*Written problem:* Output the following items again without changing a single character.

*Material provided:*
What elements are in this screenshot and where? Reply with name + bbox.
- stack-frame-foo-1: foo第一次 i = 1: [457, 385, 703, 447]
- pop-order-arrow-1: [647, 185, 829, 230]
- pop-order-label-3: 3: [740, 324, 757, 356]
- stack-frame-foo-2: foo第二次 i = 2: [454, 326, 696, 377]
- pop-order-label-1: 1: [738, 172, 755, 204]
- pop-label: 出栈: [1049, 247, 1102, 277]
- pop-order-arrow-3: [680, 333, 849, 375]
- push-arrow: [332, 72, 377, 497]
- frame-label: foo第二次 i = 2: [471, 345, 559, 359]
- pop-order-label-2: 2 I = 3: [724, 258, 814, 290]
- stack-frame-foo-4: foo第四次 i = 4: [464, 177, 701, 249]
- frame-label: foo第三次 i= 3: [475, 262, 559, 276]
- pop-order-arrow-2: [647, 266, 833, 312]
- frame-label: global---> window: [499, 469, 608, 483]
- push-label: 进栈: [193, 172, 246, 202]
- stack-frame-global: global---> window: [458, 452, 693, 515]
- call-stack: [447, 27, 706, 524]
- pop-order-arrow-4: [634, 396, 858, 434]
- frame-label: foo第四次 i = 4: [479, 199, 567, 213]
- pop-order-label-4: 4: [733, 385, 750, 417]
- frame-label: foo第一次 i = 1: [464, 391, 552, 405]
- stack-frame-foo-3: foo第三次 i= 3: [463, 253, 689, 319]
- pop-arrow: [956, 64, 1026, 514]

*Result of this exercise:*
What elements are in this screenshot and where? Reply with name + bbox.
- stack-frame-foo-1: foo第一次 i = 1: [457, 385, 703, 447]
- pop-order-arrow-1: [647, 185, 829, 230]
- pop-order-label-3: 3: [740, 324, 757, 356]
- stack-frame-foo-2: foo第二次 i = 2: [454, 326, 696, 377]
- pop-order-label-1: 1: [738, 172, 755, 204]
- pop-label: 出栈: [1049, 247, 1102, 277]
- pop-order-arrow-3: [680, 333, 849, 375]
- push-arrow: [332, 72, 377, 497]
- frame-label: foo第二次 i = 2: [471, 345, 559, 359]
- pop-order-label-2: 2 I = 3: [724, 258, 814, 290]
- stack-frame-foo-4: foo第四次 i = 4: [464, 177, 701, 249]
- frame-label: foo第三次 i= 3: [475, 262, 559, 276]
- pop-order-arrow-2: [647, 266, 833, 312]
- frame-label: global---> window: [499, 469, 608, 483]
- push-label: 进栈: [193, 172, 246, 202]
- stack-frame-global: global---> window: [458, 452, 693, 515]
- call-stack: [447, 27, 706, 524]
- pop-order-arrow-4: [634, 396, 858, 434]
- frame-label: foo第四次 i = 4: [479, 199, 567, 213]
- pop-order-label-4: 4: [733, 385, 750, 417]
- frame-label: foo第一次 i = 1: [464, 391, 552, 405]
- stack-frame-foo-3: foo第三次 i= 3: [463, 253, 689, 319]
- pop-arrow: [956, 64, 1026, 514]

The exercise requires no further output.